◆ Exercise brief ◆
Your task is to transcribe all of the records exactly and leave out the pictures.

====== Material provided ======

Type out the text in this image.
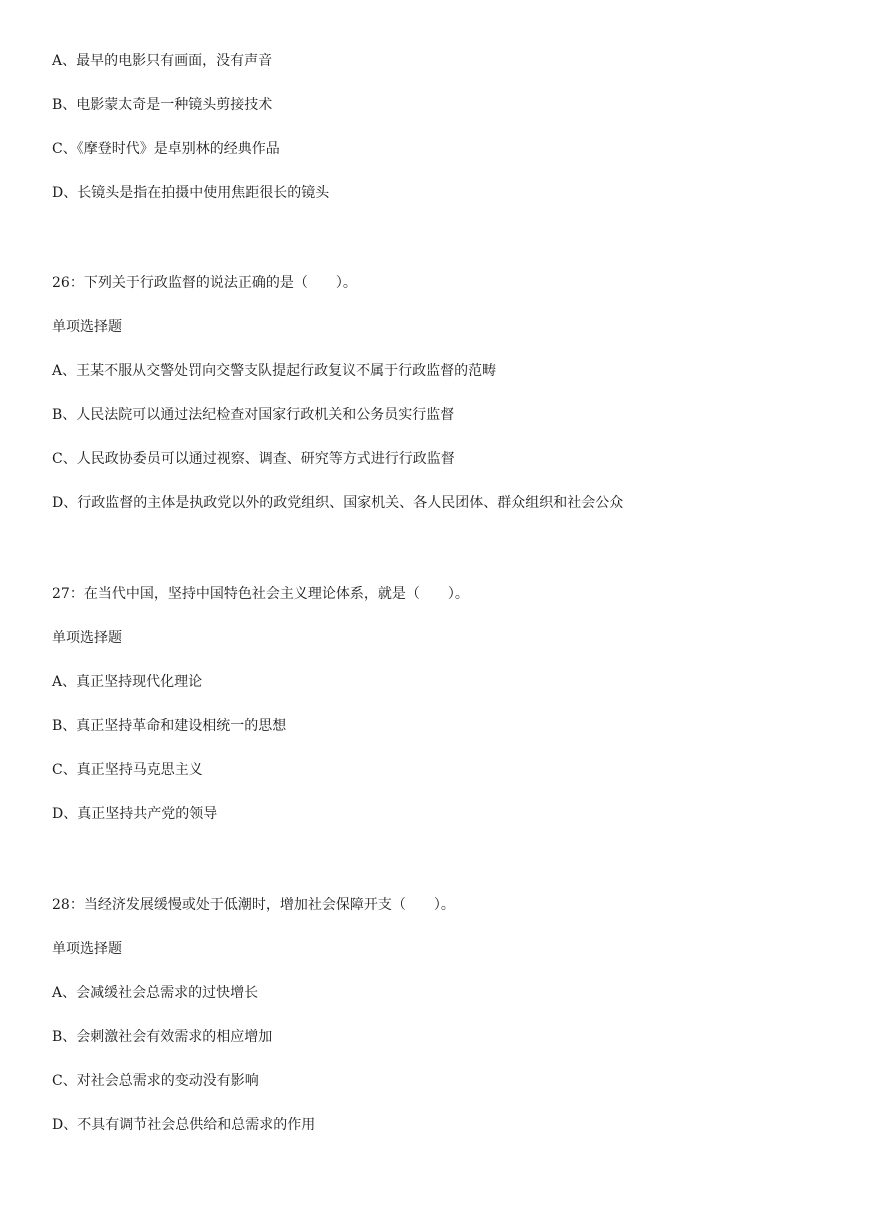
A、最早的电影只有画面，没有声音

B、电影蒙太奇是一种镜头剪接技术

C、《摩登时代》是卓别林的经典作品

D、长镜头是指在拍摄中使用焦距很长的镜头

26：下列关于行政监督的说法正确的是（　　）。

单项选择题

A、王某不服从交警处罚向交警支队提起行政复议不属于行政监督的范畴

B、人民法院可以通过法纪检查对国家行政机关和公务员实行监督

C、人民政协委员可以通过视察、调查、研究等方式进行行政监督

D、行政监督的主体是执政党以外的政党组织、国家机关、各人民团体、群众组织和社会公众

27：在当代中国，坚持中国特色社会主义理论体系，就是（　　）。

单项选择题

A、真正坚持现代化理论

B、真正坚持革命和建设相统一的思想

C、真正坚持马克思主义

D、真正坚持共产党的领导

28：当经济发展缓慢或处于低潮时，增加社会保障开支（　　）。

单项选择题

A、会减缓社会总需求的过快增长

B、会刺激社会有效需求的相应增加

C、对社会总需求的变动没有影响

D、不具有调节社会总供给和总需求的作用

======

◆ Exercise result ◆
Type out the text in this image.
A、最早的电影只有画面，没有声音

B、电影蒙太奇是一种镜头剪接技术

C、《摩登时代》是卓别林的经典作品

D、长镜头是指在拍摄中使用焦距很长的镜头

26：下列关于行政监督的说法正确的是（　　）。

单项选择题

A、王某不服从交警处罚向交警支队提起行政复议不属于行政监督的范畴

B、人民法院可以通过法纪检查对国家行政机关和公务员实行监督

C、人民政协委员可以通过视察、调查、研究等方式进行行政监督

D、行政监督的主体是执政党以外的政党组织、国家机关、各人民团体、群众组织和社会公众

27：在当代中国，坚持中国特色社会主义理论体系，就是（　　）。

单项选择题

A、真正坚持现代化理论

B、真正坚持革命和建设相统一的思想

C、真正坚持马克思主义

D、真正坚持共产党的领导

28：当经济发展缓慢或处于低潮时，增加社会保障开支（　　）。

单项选择题

A、会减缓社会总需求的过快增长

B、会刺激社会有效需求的相应增加

C、对社会总需求的变动没有影响

D、不具有调节社会总供给和总需求的作用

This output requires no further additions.